TASK TO CARRY OUT
In the entries below, count every line containing "this". Return the number and nothing else.

INPUT RECORDS
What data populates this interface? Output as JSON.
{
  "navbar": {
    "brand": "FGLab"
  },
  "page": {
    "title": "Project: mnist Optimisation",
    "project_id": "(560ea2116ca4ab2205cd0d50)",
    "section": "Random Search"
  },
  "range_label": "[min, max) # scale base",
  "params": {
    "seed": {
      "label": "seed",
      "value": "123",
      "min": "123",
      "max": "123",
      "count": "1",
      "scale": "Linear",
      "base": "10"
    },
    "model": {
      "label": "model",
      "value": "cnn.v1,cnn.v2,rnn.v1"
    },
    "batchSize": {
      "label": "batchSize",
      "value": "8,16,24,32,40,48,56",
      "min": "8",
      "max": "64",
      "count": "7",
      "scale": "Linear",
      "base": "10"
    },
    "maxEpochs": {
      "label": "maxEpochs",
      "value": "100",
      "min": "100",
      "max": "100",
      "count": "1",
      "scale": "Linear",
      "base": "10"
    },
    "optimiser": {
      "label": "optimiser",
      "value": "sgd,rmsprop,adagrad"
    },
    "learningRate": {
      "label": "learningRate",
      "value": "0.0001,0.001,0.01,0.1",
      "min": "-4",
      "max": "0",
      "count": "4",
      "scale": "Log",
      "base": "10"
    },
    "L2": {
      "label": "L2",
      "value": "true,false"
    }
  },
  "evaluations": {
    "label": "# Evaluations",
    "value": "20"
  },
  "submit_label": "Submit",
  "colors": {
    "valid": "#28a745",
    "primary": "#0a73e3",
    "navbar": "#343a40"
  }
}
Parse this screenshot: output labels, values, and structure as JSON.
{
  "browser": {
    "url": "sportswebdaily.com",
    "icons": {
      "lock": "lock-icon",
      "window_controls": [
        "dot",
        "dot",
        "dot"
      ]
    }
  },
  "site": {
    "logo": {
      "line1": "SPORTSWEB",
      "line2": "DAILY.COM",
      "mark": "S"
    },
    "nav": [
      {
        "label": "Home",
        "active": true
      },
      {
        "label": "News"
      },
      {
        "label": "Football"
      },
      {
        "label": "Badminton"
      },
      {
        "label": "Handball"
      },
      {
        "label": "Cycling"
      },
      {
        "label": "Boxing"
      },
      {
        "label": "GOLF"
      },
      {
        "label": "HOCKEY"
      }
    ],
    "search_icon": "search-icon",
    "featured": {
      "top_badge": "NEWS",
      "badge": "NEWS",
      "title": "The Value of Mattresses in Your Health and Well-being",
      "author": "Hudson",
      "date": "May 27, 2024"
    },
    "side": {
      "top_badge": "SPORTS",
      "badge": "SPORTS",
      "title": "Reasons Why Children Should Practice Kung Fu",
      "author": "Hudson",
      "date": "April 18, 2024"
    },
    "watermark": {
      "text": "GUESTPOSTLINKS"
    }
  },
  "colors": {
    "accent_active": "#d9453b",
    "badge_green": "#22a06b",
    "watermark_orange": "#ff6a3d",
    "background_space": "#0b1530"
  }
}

* * *

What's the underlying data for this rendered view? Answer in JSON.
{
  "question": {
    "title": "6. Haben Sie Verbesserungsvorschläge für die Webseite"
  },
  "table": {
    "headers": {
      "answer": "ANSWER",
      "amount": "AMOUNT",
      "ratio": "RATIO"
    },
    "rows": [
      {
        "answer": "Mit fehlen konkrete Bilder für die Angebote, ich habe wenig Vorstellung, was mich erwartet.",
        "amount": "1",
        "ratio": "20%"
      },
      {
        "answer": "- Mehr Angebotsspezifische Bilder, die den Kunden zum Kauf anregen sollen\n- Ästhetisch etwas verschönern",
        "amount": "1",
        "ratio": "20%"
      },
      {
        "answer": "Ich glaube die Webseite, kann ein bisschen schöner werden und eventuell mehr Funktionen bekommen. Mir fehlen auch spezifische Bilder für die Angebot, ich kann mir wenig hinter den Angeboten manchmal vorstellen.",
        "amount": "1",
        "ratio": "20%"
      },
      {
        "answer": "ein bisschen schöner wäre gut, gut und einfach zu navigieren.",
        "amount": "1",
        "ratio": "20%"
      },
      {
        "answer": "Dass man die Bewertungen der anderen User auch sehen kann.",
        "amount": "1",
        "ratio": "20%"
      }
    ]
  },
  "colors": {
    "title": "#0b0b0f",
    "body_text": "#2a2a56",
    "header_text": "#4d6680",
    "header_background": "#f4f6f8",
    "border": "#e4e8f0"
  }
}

WORKED ANSWER
3